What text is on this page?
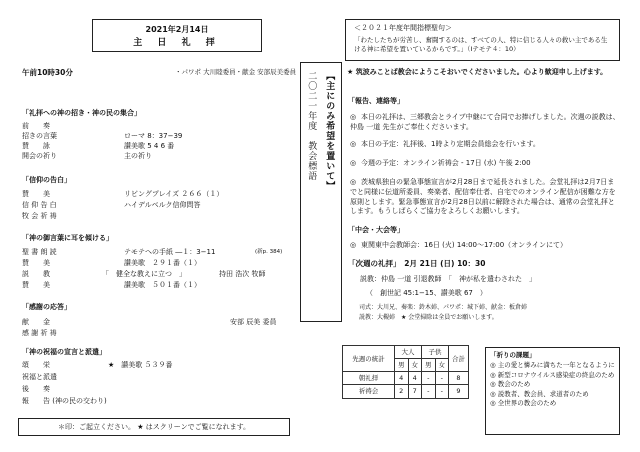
2021年2月14日
主 日 礼 拝
午前10時30分	・パワポ 大川睦委員・献金 安部辰美委員
「礼拝への神の招き・神の民の集合」
前　　奏
招きの言葉	ローマ 8：37−39
賛　　詠	讃美歌 5 4 6 番
開会の祈り	主の祈り
「信仰の告白」
賛　　美	リビングプレイズ ２６６（１）
信 仰 告 白	ハイデルベルク信仰問答
牧 会 祈 祷
「神の御言葉に耳を傾ける」
聖 書 朗 読	テモテへの手紙 ―１：3−11	(新p. 384)
賛　　美	讃美歌　２９１番（１）
説　　教	「　健全な教えに立つ　」	持田 浩次 牧師
賛　　美	讃美歌　５０１番（１）
「感謝の応答」
献　　金	安部 辰美 委員
感 謝 祈 祷
「神の祝福の宣言と派遣」
頌　　栄	★　讃美歌 ５３９番
祝福と派遣
後　　奏
報　　告 (神の民の交わり)
＊印：ご起立ください。 ★ はスクリーンでご覧になれます。
二〇二一年度　教会標語 【主にのみ希望を置いて】
＜２０２１年度年間指標聖句＞
「わたしたちが労苦し、奮闘するのは、すべての人、特に信じる人々の救い主である生ける神に希望を置いているからです。」（Ⅰテモテ４：10）
★ 筑波みことば教会にようこそおいでくださいました。心より歓迎申し上げます。
「報告、連絡等」
◎ 本日の礼拝は、三郷教会とライブ中継にて合同でお捧げしました。次週の説教は、仲島 一道 先生がご奉仕くださいます。
◎ 本日の予定：礼拝後、1時より定期会員総会を行います。
◎ 今週の予定：オンライン祈祷会 - 17日 (水) 午後 2:00
◎ 茨城県独自の緊急事態宣言が2月28日まで延長されました。会堂礼拝は2月7日までと同様に伝道所委員、奏楽者、配信奉仕者、自宅でのオンライン配信が困難な方を原則とします。緊急事態宣言が2月28日以前に解除された場合は、通常の会堂礼拝とします。もうしばらくご協力をよろしくお願いします。
「中会・大会等」
◎ 東関東中会教師会：16日 (火) 14:00〜17:00（オンラインにて）
「次週の礼拝」　2月 21日 (日) 10：30
説教：仲島 一道 引退教師　「　神が私を遣わされた　」
（　創世記 45:1−15、讃美歌 67　）
司式：大川兄、奏楽：鈴木姉、パワポ：城下姉、献金：板倉姉
説教：大槻姉　★ 会堂掃除は全員でお願いします。
先週の統計	大人		子供		合計
	男	女	男	女	
朝礼拝	4	4	-	-	8
祈祷会	2	7	-	-	9
「祈りの課題」
◎ 主の愛と憐みに満ちた一年となるように
◎ 新型コロナウイルス感染症の終息のため
◎ 教会のため
◎ 説教者、教会員、求道者のため
◎ 全世界の教会のため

============================================================

Exercise goal: Output the records above exactly; leave out the pictures.

Completed exercise:
What text is on this page?
2021年2月14日
主 日 礼 拝
午前10時30分	・パワポ 大川睦委員・献金 安部辰美委員
「礼拝への神の招き・神の民の集合」
前　　奏
招きの言葉	ローマ 8：37−39
賛　　詠	讃美歌 5 4 6 番
開会の祈り	主の祈り
「信仰の告白」
賛　　美	リビングプレイズ ２６６（１）
信 仰 告 白	ハイデルベルク信仰問答
牧 会 祈 祷
「神の御言葉に耳を傾ける」
聖 書 朗 読	テモテへの手紙 ―１：3−11	(新p. 384)
賛　　美	讃美歌　２９１番（１）
説　　教	「　健全な教えに立つ　」	持田 浩次 牧師
賛　　美	讃美歌　５０１番（１）
「感謝の応答」
献　　金	安部 辰美 委員
感 謝 祈 祷
「神の祝福の宣言と派遣」
頌　　栄	★　讃美歌 ５３９番
祝福と派遣
後　　奏
報　　告 (神の民の交わり)
＊印：ご起立ください。 ★ はスクリーンでご覧になれます。
二〇二一年度　教会標語 【主にのみ希望を置いて】
＜２０２１年度年間指標聖句＞
「わたしたちが労苦し、奮闘するのは、すべての人、特に信じる人々の救い主である生ける神に希望を置いているからです。」（Ⅰテモテ４：10）
★ 筑波みことば教会にようこそおいでくださいました。心より歓迎申し上げます。
「報告、連絡等」
◎ 本日の礼拝は、三郷教会とライブ中継にて合同でお捧げしました。次週の説教は、仲島 一道 先生がご奉仕くださいます。
◎ 本日の予定：礼拝後、1時より定期会員総会を行います。
◎ 今週の予定：オンライン祈祷会 - 17日 (水) 午後 2:00
◎ 茨城県独自の緊急事態宣言が2月28日まで延長されました。会堂礼拝は2月7日までと同様に伝道所委員、奏楽者、配信奉仕者、自宅でのオンライン配信が困難な方を原則とします。緊急事態宣言が2月28日以前に解除された場合は、通常の会堂礼拝とします。もうしばらくご協力をよろしくお願いします。
「中会・大会等」
◎ 東関東中会教師会：16日 (火) 14:00〜17:00（オンラインにて）
「次週の礼拝」　2月 21日 (日) 10：30
説教：仲島 一道 引退教師　「　神が私を遣わされた　」
（　創世記 45:1−15、讃美歌 67　）
司式：大川兄、奏楽：鈴木姉、パワポ：城下姉、献金：板倉姉
説教：大槻姉　★ 会堂掃除は全員でお願いします。
先週の統計	大人		子供		合計
	男	女	男	女	
朝礼拝	4	4	-	-	8
祈祷会	2	7	-	-	9
「祈りの課題」
◎ 主の愛と憐みに満ちた一年となるように
◎ 新型コロナウイルス感染症の終息のため
◎ 教会のため
◎ 説教者、教会員、求道者のため
◎ 全世界の教会のため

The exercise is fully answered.